### DATA LINES
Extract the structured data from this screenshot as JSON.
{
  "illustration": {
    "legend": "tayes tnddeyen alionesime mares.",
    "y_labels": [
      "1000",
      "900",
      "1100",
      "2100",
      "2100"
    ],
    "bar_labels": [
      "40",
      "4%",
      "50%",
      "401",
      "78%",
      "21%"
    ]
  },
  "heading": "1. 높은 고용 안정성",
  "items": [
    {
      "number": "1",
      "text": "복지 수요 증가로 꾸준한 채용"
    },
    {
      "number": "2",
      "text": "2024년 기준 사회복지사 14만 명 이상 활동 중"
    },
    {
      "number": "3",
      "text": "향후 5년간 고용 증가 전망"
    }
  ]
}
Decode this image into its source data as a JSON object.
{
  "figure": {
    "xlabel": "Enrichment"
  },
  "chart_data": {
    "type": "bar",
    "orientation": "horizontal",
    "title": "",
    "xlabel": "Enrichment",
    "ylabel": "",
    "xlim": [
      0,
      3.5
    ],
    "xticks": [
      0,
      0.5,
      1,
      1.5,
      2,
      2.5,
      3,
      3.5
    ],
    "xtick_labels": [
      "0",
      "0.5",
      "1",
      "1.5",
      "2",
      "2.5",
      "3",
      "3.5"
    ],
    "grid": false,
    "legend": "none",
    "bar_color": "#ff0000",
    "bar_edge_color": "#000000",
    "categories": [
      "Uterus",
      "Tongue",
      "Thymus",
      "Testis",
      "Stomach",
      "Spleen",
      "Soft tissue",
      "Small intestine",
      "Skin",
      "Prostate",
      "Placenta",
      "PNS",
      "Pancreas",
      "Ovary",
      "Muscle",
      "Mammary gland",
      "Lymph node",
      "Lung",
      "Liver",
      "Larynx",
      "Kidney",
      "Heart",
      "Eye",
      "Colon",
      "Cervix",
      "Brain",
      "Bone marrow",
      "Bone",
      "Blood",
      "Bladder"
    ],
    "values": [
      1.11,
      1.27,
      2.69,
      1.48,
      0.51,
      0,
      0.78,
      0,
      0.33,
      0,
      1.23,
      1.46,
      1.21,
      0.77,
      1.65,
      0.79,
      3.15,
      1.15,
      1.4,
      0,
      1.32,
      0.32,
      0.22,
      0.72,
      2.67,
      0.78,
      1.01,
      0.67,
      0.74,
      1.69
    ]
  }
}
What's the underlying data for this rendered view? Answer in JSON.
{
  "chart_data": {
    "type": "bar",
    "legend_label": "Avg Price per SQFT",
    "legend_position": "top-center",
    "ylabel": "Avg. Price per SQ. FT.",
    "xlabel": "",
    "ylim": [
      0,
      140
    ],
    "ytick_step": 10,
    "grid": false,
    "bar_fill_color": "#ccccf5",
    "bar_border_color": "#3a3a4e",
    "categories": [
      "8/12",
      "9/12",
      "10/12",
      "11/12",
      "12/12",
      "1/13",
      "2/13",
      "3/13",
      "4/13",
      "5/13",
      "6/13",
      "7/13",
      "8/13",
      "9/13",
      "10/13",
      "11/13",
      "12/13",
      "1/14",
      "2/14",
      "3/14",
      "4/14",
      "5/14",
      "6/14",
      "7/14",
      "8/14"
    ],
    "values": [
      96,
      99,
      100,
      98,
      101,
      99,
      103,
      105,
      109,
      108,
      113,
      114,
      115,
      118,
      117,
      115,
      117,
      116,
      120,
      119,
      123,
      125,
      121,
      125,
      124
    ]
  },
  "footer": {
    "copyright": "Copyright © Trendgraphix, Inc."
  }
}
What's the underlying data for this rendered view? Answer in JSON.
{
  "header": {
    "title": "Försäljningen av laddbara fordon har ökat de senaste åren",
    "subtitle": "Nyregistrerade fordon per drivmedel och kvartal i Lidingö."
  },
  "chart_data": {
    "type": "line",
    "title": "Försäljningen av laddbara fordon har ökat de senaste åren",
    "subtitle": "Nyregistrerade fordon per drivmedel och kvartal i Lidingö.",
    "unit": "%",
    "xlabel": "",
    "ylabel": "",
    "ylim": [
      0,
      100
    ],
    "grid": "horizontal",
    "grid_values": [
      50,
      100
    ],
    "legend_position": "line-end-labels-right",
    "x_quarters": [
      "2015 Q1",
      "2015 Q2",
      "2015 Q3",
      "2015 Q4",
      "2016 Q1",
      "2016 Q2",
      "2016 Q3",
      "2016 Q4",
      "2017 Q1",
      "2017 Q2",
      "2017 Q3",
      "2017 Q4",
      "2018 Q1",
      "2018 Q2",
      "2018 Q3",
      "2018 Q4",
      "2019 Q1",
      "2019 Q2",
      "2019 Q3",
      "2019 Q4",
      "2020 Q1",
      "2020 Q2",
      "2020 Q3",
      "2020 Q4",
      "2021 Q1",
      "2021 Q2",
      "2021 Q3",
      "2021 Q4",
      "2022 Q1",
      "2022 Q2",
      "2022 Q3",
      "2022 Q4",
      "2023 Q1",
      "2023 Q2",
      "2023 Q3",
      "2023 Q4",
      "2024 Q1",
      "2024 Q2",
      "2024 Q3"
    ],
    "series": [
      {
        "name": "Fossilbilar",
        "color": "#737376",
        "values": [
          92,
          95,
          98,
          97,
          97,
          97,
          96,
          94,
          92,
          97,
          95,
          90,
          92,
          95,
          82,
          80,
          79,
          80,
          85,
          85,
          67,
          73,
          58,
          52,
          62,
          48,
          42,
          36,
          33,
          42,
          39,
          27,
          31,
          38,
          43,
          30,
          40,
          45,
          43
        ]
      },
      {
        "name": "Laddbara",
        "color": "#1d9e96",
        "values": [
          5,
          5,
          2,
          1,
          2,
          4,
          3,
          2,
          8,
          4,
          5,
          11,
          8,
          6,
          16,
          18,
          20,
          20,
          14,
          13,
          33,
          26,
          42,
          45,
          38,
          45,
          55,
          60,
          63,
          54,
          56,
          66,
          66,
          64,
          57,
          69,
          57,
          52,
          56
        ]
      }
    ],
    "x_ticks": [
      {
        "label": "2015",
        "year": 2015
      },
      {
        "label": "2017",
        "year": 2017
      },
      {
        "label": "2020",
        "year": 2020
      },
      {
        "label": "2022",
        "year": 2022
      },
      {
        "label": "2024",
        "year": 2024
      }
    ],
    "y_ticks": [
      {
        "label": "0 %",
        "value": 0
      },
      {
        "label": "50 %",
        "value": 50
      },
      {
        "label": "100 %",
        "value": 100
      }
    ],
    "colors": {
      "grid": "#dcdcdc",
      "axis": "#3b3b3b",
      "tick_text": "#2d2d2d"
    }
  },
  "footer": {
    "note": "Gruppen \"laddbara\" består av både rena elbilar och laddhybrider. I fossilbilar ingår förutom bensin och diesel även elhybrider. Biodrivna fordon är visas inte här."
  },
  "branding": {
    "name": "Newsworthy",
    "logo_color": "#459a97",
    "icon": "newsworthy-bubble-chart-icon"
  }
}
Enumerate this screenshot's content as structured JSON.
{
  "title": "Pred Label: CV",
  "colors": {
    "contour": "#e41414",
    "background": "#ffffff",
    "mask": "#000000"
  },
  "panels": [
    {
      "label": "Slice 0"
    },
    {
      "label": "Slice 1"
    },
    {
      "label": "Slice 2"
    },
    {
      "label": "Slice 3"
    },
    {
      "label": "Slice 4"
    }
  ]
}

### DIRECTIONS FOR THIS TASK
Write down only the number of lines that contain the string "Slice" in the listing.

### EXERCISE ANSWER
5